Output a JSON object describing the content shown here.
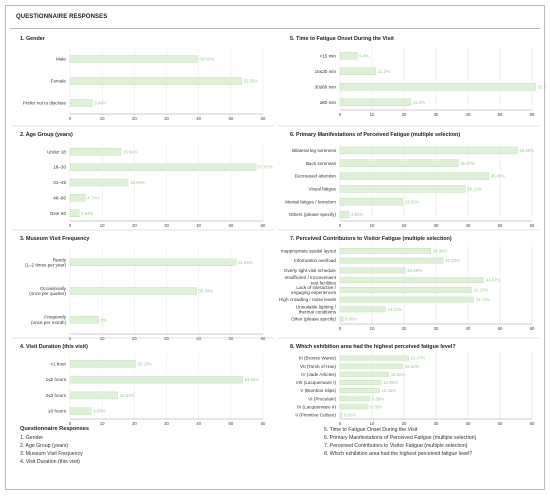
{
  "page_title": "QUESTIONNAIRE RESPONSES",
  "colors": {
    "bar_fill": "#dff0d8",
    "bar_stroke": "#b9dcae",
    "label": "#9bc98f",
    "grid": "#e6e6e6"
  },
  "legend": {
    "title": "Questionnaire Responses",
    "left": [
      "1. Gender",
      "2. Age Group (years)",
      "3. Museum Visit Frequency",
      "4. Visit Duration (this visit)"
    ],
    "right": [
      "5. Time to Fatigue Onset During the Visit",
      "6. Primary Manifestations of Perceived Fatigue (multiple selection)",
      "7. Perceived Contributors to Visitor Fatigue (multiple selection)",
      "8. Which exhibition area had the highest perceived fatigue level?"
    ]
  },
  "chart_data": [
    {
      "type": "bar",
      "orientation": "horizontal",
      "title": "1. Gender",
      "categories": [
        [
          "Male"
        ],
        [
          "Female"
        ],
        [
          "Prefer not to disclose"
        ]
      ],
      "values": [
        39.61,
        53.35,
        6.94
      ],
      "value_labels": [
        "39.61%",
        "53.35%",
        "6.94%"
      ],
      "xlim": [
        0,
        60
      ],
      "ticks": [
        "0",
        "10",
        "20",
        "30",
        "40",
        "50",
        "60"
      ],
      "grid": true
    },
    {
      "type": "bar",
      "orientation": "horizontal",
      "title": "2. Age Group (years)",
      "categories": [
        [
          "Under 18"
        ],
        [
          "18–30"
        ],
        [
          "31–45"
        ],
        [
          "46–60"
        ],
        [
          "Over 60"
        ]
      ],
      "values": [
        15.84,
        57.87,
        18.06,
        4.74,
        2.84
      ],
      "value_labels": [
        "15.84%",
        "57.87%",
        "18.06%",
        "4.74%",
        "2.84%"
      ],
      "xlim": [
        0,
        60
      ],
      "ticks": [
        "0",
        "10",
        "20",
        "30",
        "40",
        "50",
        "60"
      ],
      "grid": true
    },
    {
      "type": "bar",
      "orientation": "horizontal",
      "title": "3. Museum Visit Frequency",
      "categories": [
        [
          "Rarely",
          "(1–2 times per year)"
        ],
        [
          "Occasionally",
          "(once per quarter)"
        ],
        [
          "Frequently",
          "(once per month)"
        ]
      ],
      "values": [
        51.66,
        39.34,
        9
      ],
      "value_labels": [
        "51.66%",
        "39.34%",
        "9%"
      ],
      "xlim": [
        0,
        60
      ],
      "ticks": [
        "0",
        "10",
        "20",
        "30",
        "40",
        "50",
        "60"
      ],
      "grid": true
    },
    {
      "type": "bar",
      "orientation": "horizontal",
      "title": "4. Visit Duration (this visit)",
      "categories": [
        [
          "<1 hour"
        ],
        [
          "1≤2 hours"
        ],
        [
          "2≤3 hours"
        ],
        [
          "≥3 hours"
        ]
      ],
      "values": [
        20.28,
        53.66,
        14.81,
        6.63
      ],
      "value_labels": [
        "20.28%",
        "53.66%",
        "14.81%",
        "6.63%"
      ],
      "xlim": [
        0,
        60
      ],
      "ticks": [
        "0",
        "10",
        "20",
        "30",
        "40",
        "50",
        "60"
      ],
      "grid": true
    },
    {
      "type": "bar",
      "orientation": "horizontal",
      "title": "5. Time to Fatigue Onset During the Visit",
      "categories": [
        [
          "<15 min"
        ],
        [
          "15≤30 min"
        ],
        [
          "30≤60 min"
        ],
        [
          "≥60 min"
        ]
      ],
      "values": [
        5.4,
        11.2,
        61.2,
        22.2
      ],
      "value_labels": [
        "5.4%",
        "11.2%",
        "61.2%",
        "22.2%"
      ],
      "xlim": [
        0,
        60
      ],
      "ticks": [
        "0",
        "10",
        "20",
        "30",
        "40",
        "50",
        "60"
      ],
      "grid": true
    },
    {
      "type": "bar",
      "orientation": "horizontal",
      "title": "6. Primary Manifestations of Perceived Fatigue (multiple selection)",
      "categories": [
        [
          "Bilateral leg soreness"
        ],
        [
          "Back soreness"
        ],
        [
          "Decreased attention"
        ],
        [
          "Visual fatigue"
        ],
        [
          "Mental fatigue / boredom"
        ],
        [
          "Others (please specify)"
        ]
      ],
      "values": [
        55.45,
        36.97,
        46.45,
        39.12,
        19.61,
        2.84
      ],
      "value_labels": [
        "55.45%",
        "36.97%",
        "46.45%",
        "39.12%",
        "19.61%",
        "2.84%"
      ],
      "xlim": [
        0,
        60
      ],
      "ticks": [
        "0",
        "10",
        "20",
        "30",
        "40",
        "50",
        "60"
      ],
      "grid": true
    },
    {
      "type": "bar",
      "orientation": "horizontal",
      "title": "7. Perceived Contributors to Visitor Fatigue (multiple selection)",
      "categories": [
        [
          "Inappropriate spatial layout"
        ],
        [
          "Information overload"
        ],
        [
          "Overly tight visit schedule"
        ],
        [
          "Insufficient / inconvenient",
          "rest facilities"
        ],
        [
          "Lack of interactive /",
          "engaging experiences"
        ],
        [
          "High crowding / noise levels"
        ],
        [
          "Unsuitable lighting /",
          "thermal conditions"
        ],
        [
          "Other (please specify)"
        ]
      ],
      "values": [
        28.36,
        32.23,
        20.38,
        44.97,
        41.23,
        41.71,
        14.21,
        0.95
      ],
      "value_labels": [
        "28.36%",
        "32.23%",
        "20.38%",
        "44.97%",
        "41.23%",
        "41.71%",
        "14.21%",
        "0.95%"
      ],
      "xlim": [
        0,
        60
      ],
      "ticks": [
        "0",
        "10",
        "20",
        "30",
        "40",
        "50",
        "60"
      ],
      "grid": true
    },
    {
      "type": "bar",
      "orientation": "horizontal",
      "title": "8. Which exhibition area had the highest perceived fatigue level?",
      "categories": [
        [
          "III (Bronze Wares)"
        ],
        [
          "VII (Tomb of Han)"
        ],
        [
          "IV (Jade Articles)"
        ],
        [
          "VIII (Lacquerware I)"
        ],
        [
          "V (Bamboo Slips)"
        ],
        [
          "VI (Procelain)"
        ],
        [
          "IX (Lacquerware II)"
        ],
        [
          "II (Primitive Culture)"
        ]
      ],
      "values": [
        21.47,
        19.62,
        15.26,
        12.86,
        12.34,
        9.39,
        8.78,
        0.63
      ],
      "value_labels": [
        "21.47%",
        "19.62%",
        "15.26%",
        "12.86%",
        "12.34%",
        "9.39%",
        "8.78%",
        "0.63%"
      ],
      "xlim": [
        0,
        60
      ],
      "ticks": [
        "0",
        "10",
        "20",
        "30",
        "40",
        "50",
        "60"
      ],
      "grid": true
    }
  ]
}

####

* **Goal**
Return every line of the records exactly as given, pictures excluded.

* **Written solution**
Output a JSON object describing the content shown here.
{
  "page_title": "QUESTIONNAIRE RESPONSES",
  "colors": {
    "bar_fill": "#dff0d8",
    "bar_stroke": "#b9dcae",
    "label": "#9bc98f",
    "grid": "#e6e6e6"
  },
  "legend": {
    "title": "Questionnaire Responses",
    "left": [
      "1. Gender",
      "2. Age Group (years)",
      "3. Museum Visit Frequency",
      "4. Visit Duration (this visit)"
    ],
    "right": [
      "5. Time to Fatigue Onset During the Visit",
      "6. Primary Manifestations of Perceived Fatigue (multiple selection)",
      "7. Perceived Contributors to Visitor Fatigue (multiple selection)",
      "8. Which exhibition area had the highest perceived fatigue level?"
    ]
  },
  "chart_data": [
    {
      "type": "bar",
      "orientation": "horizontal",
      "title": "1. Gender",
      "categories": [
        [
          "Male"
        ],
        [
          "Female"
        ],
        [
          "Prefer not to disclose"
        ]
      ],
      "values": [
        39.61,
        53.35,
        6.94
      ],
      "value_labels": [
        "39.61%",
        "53.35%",
        "6.94%"
      ],
      "xlim": [
        0,
        60
      ],
      "ticks": [
        "0",
        "10",
        "20",
        "30",
        "40",
        "50",
        "60"
      ],
      "grid": true
    },
    {
      "type": "bar",
      "orientation": "horizontal",
      "title": "2. Age Group (years)",
      "categories": [
        [
          "Under 18"
        ],
        [
          "18–30"
        ],
        [
          "31–45"
        ],
        [
          "46–60"
        ],
        [
          "Over 60"
        ]
      ],
      "values": [
        15.84,
        57.87,
        18.06,
        4.74,
        2.84
      ],
      "value_labels": [
        "15.84%",
        "57.87%",
        "18.06%",
        "4.74%",
        "2.84%"
      ],
      "xlim": [
        0,
        60
      ],
      "ticks": [
        "0",
        "10",
        "20",
        "30",
        "40",
        "50",
        "60"
      ],
      "grid": true
    },
    {
      "type": "bar",
      "orientation": "horizontal",
      "title": "3. Museum Visit Frequency",
      "categories": [
        [
          "Rarely",
          "(1–2 times per year)"
        ],
        [
          "Occasionally",
          "(once per quarter)"
        ],
        [
          "Frequently",
          "(once per month)"
        ]
      ],
      "values": [
        51.66,
        39.34,
        9
      ],
      "value_labels": [
        "51.66%",
        "39.34%",
        "9%"
      ],
      "xlim": [
        0,
        60
      ],
      "ticks": [
        "0",
        "10",
        "20",
        "30",
        "40",
        "50",
        "60"
      ],
      "grid": true
    },
    {
      "type": "bar",
      "orientation": "horizontal",
      "title": "4. Visit Duration (this visit)",
      "categories": [
        [
          "<1 hour"
        ],
        [
          "1≤2 hours"
        ],
        [
          "2≤3 hours"
        ],
        [
          "≥3 hours"
        ]
      ],
      "values": [
        20.28,
        53.66,
        14.81,
        6.63
      ],
      "value_labels": [
        "20.28%",
        "53.66%",
        "14.81%",
        "6.63%"
      ],
      "xlim": [
        0,
        60
      ],
      "ticks": [
        "0",
        "10",
        "20",
        "30",
        "40",
        "50",
        "60"
      ],
      "grid": true
    },
    {
      "type": "bar",
      "orientation": "horizontal",
      "title": "5. Time to Fatigue Onset During the Visit",
      "categories": [
        [
          "<15 min"
        ],
        [
          "15≤30 min"
        ],
        [
          "30≤60 min"
        ],
        [
          "≥60 min"
        ]
      ],
      "values": [
        5.4,
        11.2,
        61.2,
        22.2
      ],
      "value_labels": [
        "5.4%",
        "11.2%",
        "61.2%",
        "22.2%"
      ],
      "xlim": [
        0,
        60
      ],
      "ticks": [
        "0",
        "10",
        "20",
        "30",
        "40",
        "50",
        "60"
      ],
      "grid": true
    },
    {
      "type": "bar",
      "orientation": "horizontal",
      "title": "6. Primary Manifestations of Perceived Fatigue (multiple selection)",
      "categories": [
        [
          "Bilateral leg soreness"
        ],
        [
          "Back soreness"
        ],
        [
          "Decreased attention"
        ],
        [
          "Visual fatigue"
        ],
        [
          "Mental fatigue / boredom"
        ],
        [
          "Others (please specify)"
        ]
      ],
      "values": [
        55.45,
        36.97,
        46.45,
        39.12,
        19.61,
        2.84
      ],
      "value_labels": [
        "55.45%",
        "36.97%",
        "46.45%",
        "39.12%",
        "19.61%",
        "2.84%"
      ],
      "xlim": [
        0,
        60
      ],
      "ticks": [
        "0",
        "10",
        "20",
        "30",
        "40",
        "50",
        "60"
      ],
      "grid": true
    },
    {
      "type": "bar",
      "orientation": "horizontal",
      "title": "7. Perceived Contributors to Visitor Fatigue (multiple selection)",
      "categories": [
        [
          "Inappropriate spatial layout"
        ],
        [
          "Information overload"
        ],
        [
          "Overly tight visit schedule"
        ],
        [
          "Insufficient / inconvenient",
          "rest facilities"
        ],
        [
          "Lack of interactive /",
          "engaging experiences"
        ],
        [
          "High crowding / noise levels"
        ],
        [
          "Unsuitable lighting /",
          "thermal conditions"
        ],
        [
          "Other (please specify)"
        ]
      ],
      "values": [
        28.36,
        32.23,
        20.38,
        44.97,
        41.23,
        41.71,
        14.21,
        0.95
      ],
      "value_labels": [
        "28.36%",
        "32.23%",
        "20.38%",
        "44.97%",
        "41.23%",
        "41.71%",
        "14.21%",
        "0.95%"
      ],
      "xlim": [
        0,
        60
      ],
      "ticks": [
        "0",
        "10",
        "20",
        "30",
        "40",
        "50",
        "60"
      ],
      "grid": true
    },
    {
      "type": "bar",
      "orientation": "horizontal",
      "title": "8. Which exhibition area had the highest perceived fatigue level?",
      "categories": [
        [
          "III (Bronze Wares)"
        ],
        [
          "VII (Tomb of Han)"
        ],
        [
          "IV (Jade Articles)"
        ],
        [
          "VIII (Lacquerware I)"
        ],
        [
          "V (Bamboo Slips)"
        ],
        [
          "VI (Procelain)"
        ],
        [
          "IX (Lacquerware II)"
        ],
        [
          "II (Primitive Culture)"
        ]
      ],
      "values": [
        21.47,
        19.62,
        15.26,
        12.86,
        12.34,
        9.39,
        8.78,
        0.63
      ],
      "value_labels": [
        "21.47%",
        "19.62%",
        "15.26%",
        "12.86%",
        "12.34%",
        "9.39%",
        "8.78%",
        "0.63%"
      ],
      "xlim": [
        0,
        60
      ],
      "ticks": [
        "0",
        "10",
        "20",
        "30",
        "40",
        "50",
        "60"
      ],
      "grid": true
    }
  ]
}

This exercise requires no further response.